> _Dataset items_
____
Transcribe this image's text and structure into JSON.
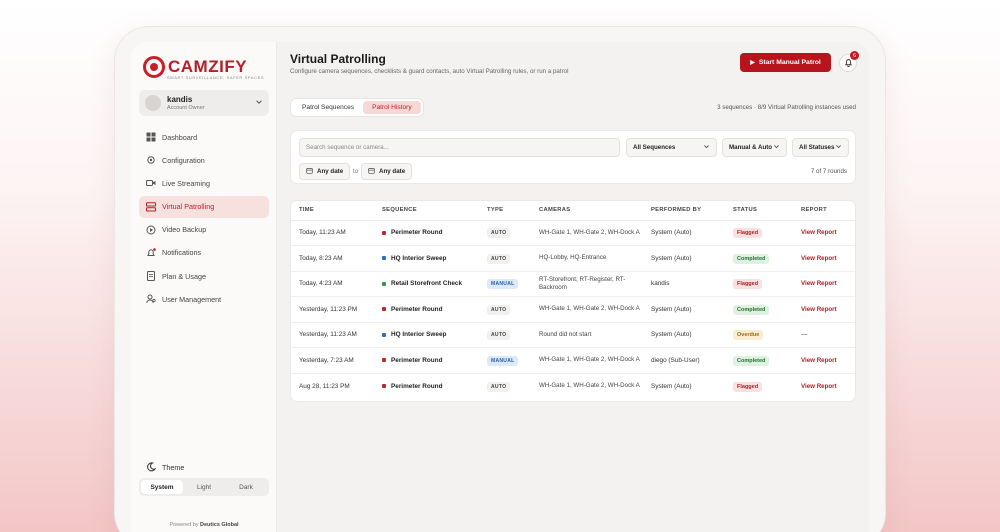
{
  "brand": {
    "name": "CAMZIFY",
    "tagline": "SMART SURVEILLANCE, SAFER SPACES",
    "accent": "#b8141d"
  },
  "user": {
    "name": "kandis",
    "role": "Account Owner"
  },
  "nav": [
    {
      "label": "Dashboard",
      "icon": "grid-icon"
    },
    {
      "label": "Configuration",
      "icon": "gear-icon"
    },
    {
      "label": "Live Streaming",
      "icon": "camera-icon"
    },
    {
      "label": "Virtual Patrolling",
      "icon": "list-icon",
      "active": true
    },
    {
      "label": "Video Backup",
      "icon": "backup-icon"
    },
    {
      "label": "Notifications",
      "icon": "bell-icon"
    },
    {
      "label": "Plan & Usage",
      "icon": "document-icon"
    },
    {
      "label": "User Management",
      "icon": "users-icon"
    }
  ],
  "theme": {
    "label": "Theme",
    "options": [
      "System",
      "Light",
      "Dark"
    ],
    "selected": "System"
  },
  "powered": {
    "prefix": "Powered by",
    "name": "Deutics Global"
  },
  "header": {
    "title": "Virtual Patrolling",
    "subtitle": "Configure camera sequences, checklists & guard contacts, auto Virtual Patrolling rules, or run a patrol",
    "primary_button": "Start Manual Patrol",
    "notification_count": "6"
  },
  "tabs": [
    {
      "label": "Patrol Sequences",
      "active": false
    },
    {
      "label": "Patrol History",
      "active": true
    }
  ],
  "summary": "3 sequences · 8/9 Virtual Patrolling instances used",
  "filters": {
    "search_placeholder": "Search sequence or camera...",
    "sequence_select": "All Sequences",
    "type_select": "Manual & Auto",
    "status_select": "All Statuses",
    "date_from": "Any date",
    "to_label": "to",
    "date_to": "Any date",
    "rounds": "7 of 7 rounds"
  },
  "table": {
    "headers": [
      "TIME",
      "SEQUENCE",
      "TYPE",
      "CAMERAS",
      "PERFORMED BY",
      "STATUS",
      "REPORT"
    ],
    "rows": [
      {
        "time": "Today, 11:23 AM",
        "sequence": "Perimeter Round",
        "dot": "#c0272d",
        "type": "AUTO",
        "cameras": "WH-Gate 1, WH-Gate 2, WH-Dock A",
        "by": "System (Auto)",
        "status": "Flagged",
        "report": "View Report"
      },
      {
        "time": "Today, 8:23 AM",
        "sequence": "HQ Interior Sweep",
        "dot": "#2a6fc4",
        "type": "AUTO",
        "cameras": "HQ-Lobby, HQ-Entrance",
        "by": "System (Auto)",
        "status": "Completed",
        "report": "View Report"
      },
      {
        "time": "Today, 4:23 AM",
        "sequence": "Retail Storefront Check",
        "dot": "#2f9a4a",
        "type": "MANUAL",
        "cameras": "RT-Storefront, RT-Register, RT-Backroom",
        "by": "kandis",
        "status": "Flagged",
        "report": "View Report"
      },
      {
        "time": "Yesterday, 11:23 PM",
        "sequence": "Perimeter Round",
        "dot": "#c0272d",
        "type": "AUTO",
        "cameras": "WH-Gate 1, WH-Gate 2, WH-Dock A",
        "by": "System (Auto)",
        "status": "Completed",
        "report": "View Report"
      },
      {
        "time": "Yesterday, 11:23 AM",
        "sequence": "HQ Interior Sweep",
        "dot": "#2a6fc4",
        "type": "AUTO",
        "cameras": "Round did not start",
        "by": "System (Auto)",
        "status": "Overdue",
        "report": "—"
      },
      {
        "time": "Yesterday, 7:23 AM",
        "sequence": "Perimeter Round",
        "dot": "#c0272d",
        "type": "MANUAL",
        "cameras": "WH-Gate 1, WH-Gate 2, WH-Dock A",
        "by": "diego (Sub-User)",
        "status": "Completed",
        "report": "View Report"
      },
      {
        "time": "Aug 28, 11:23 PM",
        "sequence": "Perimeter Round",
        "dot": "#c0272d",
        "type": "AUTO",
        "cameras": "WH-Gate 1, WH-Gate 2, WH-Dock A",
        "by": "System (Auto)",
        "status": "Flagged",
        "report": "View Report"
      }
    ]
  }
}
____
> _DIRECTIVE_
Gather from the data above every line with the string "Patrolling".

> _CORRECT OUTPUT_
      "label": "Virtual Patrolling",
    "title": "Virtual Patrolling",
    "subtitle": "Configure camera sequences, checklists & guard contacts, auto Virtual Patrolling rules, or run a patrol",
  "summary": "3 sequences · 8/9 Virtual Patrolling instances used",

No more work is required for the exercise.